» SHORT TASK
Retype every line of the material below word for word, from the first line to the last, and leave the pictures out.

» WORKING DATA
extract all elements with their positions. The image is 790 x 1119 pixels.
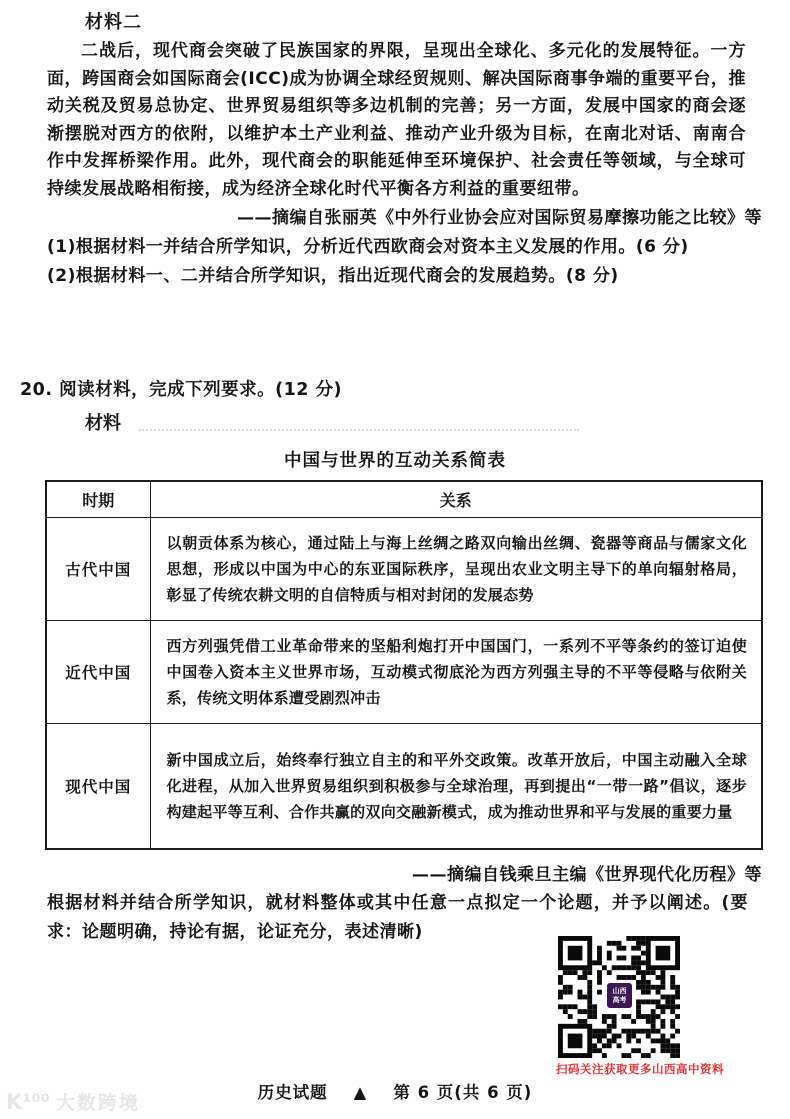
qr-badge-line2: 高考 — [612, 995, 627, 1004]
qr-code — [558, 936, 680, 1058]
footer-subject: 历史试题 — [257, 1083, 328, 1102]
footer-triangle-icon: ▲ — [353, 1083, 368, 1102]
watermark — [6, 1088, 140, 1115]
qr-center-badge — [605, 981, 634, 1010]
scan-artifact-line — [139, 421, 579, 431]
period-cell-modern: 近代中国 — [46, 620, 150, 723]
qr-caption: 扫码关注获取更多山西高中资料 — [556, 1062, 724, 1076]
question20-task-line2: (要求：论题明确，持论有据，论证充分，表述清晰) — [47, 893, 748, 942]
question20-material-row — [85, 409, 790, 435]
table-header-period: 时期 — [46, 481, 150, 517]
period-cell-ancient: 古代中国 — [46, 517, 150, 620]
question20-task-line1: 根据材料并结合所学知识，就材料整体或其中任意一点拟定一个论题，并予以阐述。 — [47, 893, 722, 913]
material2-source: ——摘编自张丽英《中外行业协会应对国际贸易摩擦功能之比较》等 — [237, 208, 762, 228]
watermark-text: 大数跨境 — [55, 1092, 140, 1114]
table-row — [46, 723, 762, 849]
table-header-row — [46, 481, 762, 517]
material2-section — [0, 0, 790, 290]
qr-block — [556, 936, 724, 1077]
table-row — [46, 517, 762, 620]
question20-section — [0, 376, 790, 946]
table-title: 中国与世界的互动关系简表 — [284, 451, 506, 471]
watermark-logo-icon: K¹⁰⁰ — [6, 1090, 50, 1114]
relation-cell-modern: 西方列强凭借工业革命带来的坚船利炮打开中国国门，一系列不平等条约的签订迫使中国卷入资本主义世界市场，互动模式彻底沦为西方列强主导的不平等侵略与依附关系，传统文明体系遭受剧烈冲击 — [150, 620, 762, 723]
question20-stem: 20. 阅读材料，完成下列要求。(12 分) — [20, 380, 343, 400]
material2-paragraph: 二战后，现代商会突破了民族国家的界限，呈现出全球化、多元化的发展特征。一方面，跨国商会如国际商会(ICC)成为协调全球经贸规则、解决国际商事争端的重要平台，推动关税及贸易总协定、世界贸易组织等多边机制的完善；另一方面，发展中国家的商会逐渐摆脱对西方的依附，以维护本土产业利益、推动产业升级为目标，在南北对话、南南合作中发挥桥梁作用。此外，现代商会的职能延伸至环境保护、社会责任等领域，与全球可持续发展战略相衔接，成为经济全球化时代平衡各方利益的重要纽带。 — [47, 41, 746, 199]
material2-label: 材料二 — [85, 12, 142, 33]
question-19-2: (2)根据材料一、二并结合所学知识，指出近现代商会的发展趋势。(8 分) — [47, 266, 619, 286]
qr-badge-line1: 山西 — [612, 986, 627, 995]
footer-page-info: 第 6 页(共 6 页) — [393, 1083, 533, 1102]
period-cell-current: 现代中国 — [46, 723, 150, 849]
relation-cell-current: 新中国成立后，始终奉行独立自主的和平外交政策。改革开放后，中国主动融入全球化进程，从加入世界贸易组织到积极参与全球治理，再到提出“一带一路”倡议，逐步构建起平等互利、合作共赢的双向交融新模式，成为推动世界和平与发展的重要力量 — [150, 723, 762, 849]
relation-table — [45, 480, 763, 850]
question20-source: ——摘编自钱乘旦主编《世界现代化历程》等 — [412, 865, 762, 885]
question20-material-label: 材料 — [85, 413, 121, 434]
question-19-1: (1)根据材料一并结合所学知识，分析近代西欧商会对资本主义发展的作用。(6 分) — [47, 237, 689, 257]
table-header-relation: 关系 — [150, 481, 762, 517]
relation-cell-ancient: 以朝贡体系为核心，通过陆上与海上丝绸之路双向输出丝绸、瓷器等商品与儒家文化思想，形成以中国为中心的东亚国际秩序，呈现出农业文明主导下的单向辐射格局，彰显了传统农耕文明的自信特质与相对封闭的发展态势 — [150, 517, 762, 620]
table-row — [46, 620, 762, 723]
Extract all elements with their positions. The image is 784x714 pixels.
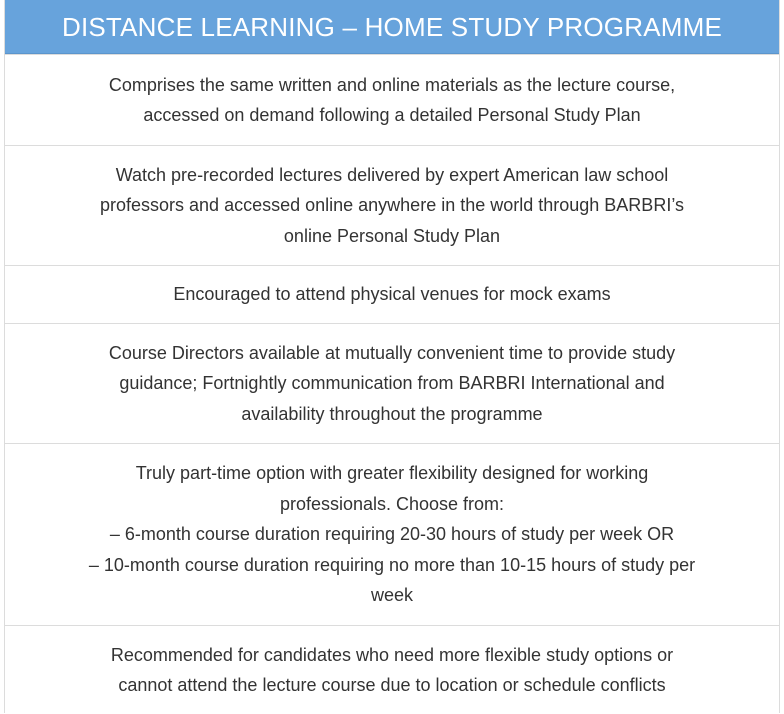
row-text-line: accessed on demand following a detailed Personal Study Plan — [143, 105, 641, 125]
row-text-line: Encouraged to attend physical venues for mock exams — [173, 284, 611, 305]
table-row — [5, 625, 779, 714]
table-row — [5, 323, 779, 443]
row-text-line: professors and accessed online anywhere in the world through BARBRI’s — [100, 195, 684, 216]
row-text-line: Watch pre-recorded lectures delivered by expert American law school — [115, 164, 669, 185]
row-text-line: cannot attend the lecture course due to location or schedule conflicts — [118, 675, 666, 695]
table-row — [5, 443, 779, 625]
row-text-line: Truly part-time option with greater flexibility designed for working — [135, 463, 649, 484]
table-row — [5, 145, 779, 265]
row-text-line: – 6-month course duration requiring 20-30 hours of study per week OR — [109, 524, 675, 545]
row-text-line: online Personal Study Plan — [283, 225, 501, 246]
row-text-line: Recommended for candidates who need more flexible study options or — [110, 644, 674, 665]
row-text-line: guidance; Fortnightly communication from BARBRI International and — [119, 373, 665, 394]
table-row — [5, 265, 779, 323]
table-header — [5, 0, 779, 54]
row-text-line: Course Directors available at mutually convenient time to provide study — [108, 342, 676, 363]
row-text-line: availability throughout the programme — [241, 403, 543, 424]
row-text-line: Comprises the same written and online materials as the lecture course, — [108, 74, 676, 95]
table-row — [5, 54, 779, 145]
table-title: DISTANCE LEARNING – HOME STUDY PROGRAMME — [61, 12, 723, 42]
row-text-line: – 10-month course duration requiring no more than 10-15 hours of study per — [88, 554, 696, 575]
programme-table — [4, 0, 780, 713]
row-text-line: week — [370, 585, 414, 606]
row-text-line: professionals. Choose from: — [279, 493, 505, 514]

» ANSWER IN FULL
extract all elements with their positions. The image is 790 x 1119 pixels.
qr-badge-line2: 高考 — [612, 995, 627, 1004]
qr-code — [558, 936, 680, 1058]
footer-subject: 历史试题 — [257, 1083, 328, 1102]
footer-triangle-icon: ▲ — [353, 1083, 368, 1102]
watermark — [6, 1088, 140, 1115]
qr-center-badge — [605, 981, 634, 1010]
scan-artifact-line — [139, 421, 579, 431]
period-cell-modern: 近代中国 — [46, 620, 150, 723]
qr-caption: 扫码关注获取更多山西高中资料 — [556, 1062, 724, 1076]
question20-task-line2: (要求：论题明确，持论有据，论证充分，表述清晰) — [47, 893, 748, 942]
question20-material-row — [85, 409, 790, 435]
table-header-period: 时期 — [46, 481, 150, 517]
period-cell-ancient: 古代中国 — [46, 517, 150, 620]
question20-task-line1: 根据材料并结合所学知识，就材料整体或其中任意一点拟定一个论题，并予以阐述。 — [47, 893, 722, 913]
material2-source: ——摘编自张丽英《中外行业协会应对国际贸易摩擦功能之比较》等 — [237, 208, 762, 228]
watermark-text: 大数跨境 — [55, 1092, 140, 1114]
table-row — [46, 723, 762, 849]
table-header-row — [46, 481, 762, 517]
material2-section — [0, 0, 790, 290]
qr-block — [556, 936, 724, 1077]
table-row — [46, 517, 762, 620]
question20-section — [0, 376, 790, 946]
table-title: 中国与世界的互动关系简表 — [284, 451, 506, 471]
watermark-logo-icon: K¹⁰⁰ — [6, 1090, 50, 1114]
relation-cell-modern: 西方列强凭借工业革命带来的坚船利炮打开中国国门，一系列不平等条约的签订迫使中国卷入资本主义世界市场，互动模式彻底沦为西方列强主导的不平等侵略与依附关系，传统文明体系遭受剧烈冲击 — [150, 620, 762, 723]
question20-stem: 20. 阅读材料，完成下列要求。(12 分) — [20, 380, 343, 400]
material2-paragraph: 二战后，现代商会突破了民族国家的界限，呈现出全球化、多元化的发展特征。一方面，跨国商会如国际商会(ICC)成为协调全球经贸规则、解决国际商事争端的重要平台，推动关税及贸易总协定、世界贸易组织等多边机制的完善；另一方面，发展中国家的商会逐渐摆脱对西方的依附，以维护本土产业利益、推动产业升级为目标，在南北对话、南南合作中发挥桥梁作用。此外，现代商会的职能延伸至环境保护、社会责任等领域，与全球可持续发展战略相衔接，成为经济全球化时代平衡各方利益的重要纽带。 — [47, 41, 746, 199]
material2-label: 材料二 — [85, 12, 142, 33]
question-19-2: (2)根据材料一、二并结合所学知识，指出近现代商会的发展趋势。(8 分) — [47, 266, 619, 286]
qr-badge-line1: 山西 — [612, 986, 627, 995]
footer-page-info: 第 6 页(共 6 页) — [393, 1083, 533, 1102]
period-cell-current: 现代中国 — [46, 723, 150, 849]
relation-cell-current: 新中国成立后，始终奉行独立自主的和平外交政策。改革开放后，中国主动融入全球化进程，从加入世界贸易组织到积极参与全球治理，再到提出“一带一路”倡议，逐步构建起平等互利、合作共赢的双向交融新模式，成为推动世界和平与发展的重要力量 — [150, 723, 762, 849]
relation-table — [45, 480, 763, 850]
question20-source: ——摘编自钱乘旦主编《世界现代化历程》等 — [412, 865, 762, 885]
question20-material-label: 材料 — [85, 413, 121, 434]
question-19-1: (1)根据材料一并结合所学知识，分析近代西欧商会对资本主义发展的作用。(6 分) — [47, 237, 689, 257]
table-header-relation: 关系 — [150, 481, 762, 517]
relation-cell-ancient: 以朝贡体系为核心，通过陆上与海上丝绸之路双向输出丝绸、瓷器等商品与儒家文化思想，形成以中国为中心的东亚国际秩序，呈现出农业文明主导下的单向辐射格局，彰显了传统农耕文明的自信特质与相对封闭的发展态势 — [150, 517, 762, 620]
table-row — [46, 620, 762, 723]
Extract all elements with their positions. The image is 784x714 pixels.
row-text-line: accessed on demand following a detailed Personal Study Plan — [143, 105, 641, 125]
row-text-line: Encouraged to attend physical venues for mock exams — [173, 284, 611, 305]
table-row — [5, 625, 779, 714]
table-row — [5, 323, 779, 443]
row-text-line: professors and accessed online anywhere in the world through BARBRI’s — [100, 195, 684, 216]
row-text-line: Watch pre-recorded lectures delivered by expert American law school — [115, 164, 669, 185]
row-text-line: cannot attend the lecture course due to location or schedule conflicts — [118, 675, 666, 695]
table-row — [5, 443, 779, 625]
row-text-line: Truly part-time option with greater flexibility designed for working — [135, 463, 649, 484]
table-row — [5, 145, 779, 265]
row-text-line: – 6-month course duration requiring 20-30 hours of study per week OR — [109, 524, 675, 545]
row-text-line: online Personal Study Plan — [283, 225, 501, 246]
row-text-line: Recommended for candidates who need more flexible study options or — [110, 644, 674, 665]
row-text-line: guidance; Fortnightly communication from BARBRI International and — [119, 373, 665, 394]
table-row — [5, 265, 779, 323]
table-header — [5, 0, 779, 54]
row-text-line: Course Directors available at mutually convenient time to provide study — [108, 342, 676, 363]
row-text-line: availability throughout the programme — [241, 403, 543, 424]
row-text-line: Comprises the same written and online materials as the lecture course, — [108, 74, 676, 95]
table-row — [5, 54, 779, 145]
table-title: DISTANCE LEARNING – HOME STUDY PROGRAMME — [61, 12, 723, 42]
row-text-line: – 10-month course duration requiring no more than 10-15 hours of study per — [88, 554, 696, 575]
programme-table — [4, 0, 780, 713]
row-text-line: week — [370, 585, 414, 606]
row-text-line: professionals. Choose from: — [279, 493, 505, 514]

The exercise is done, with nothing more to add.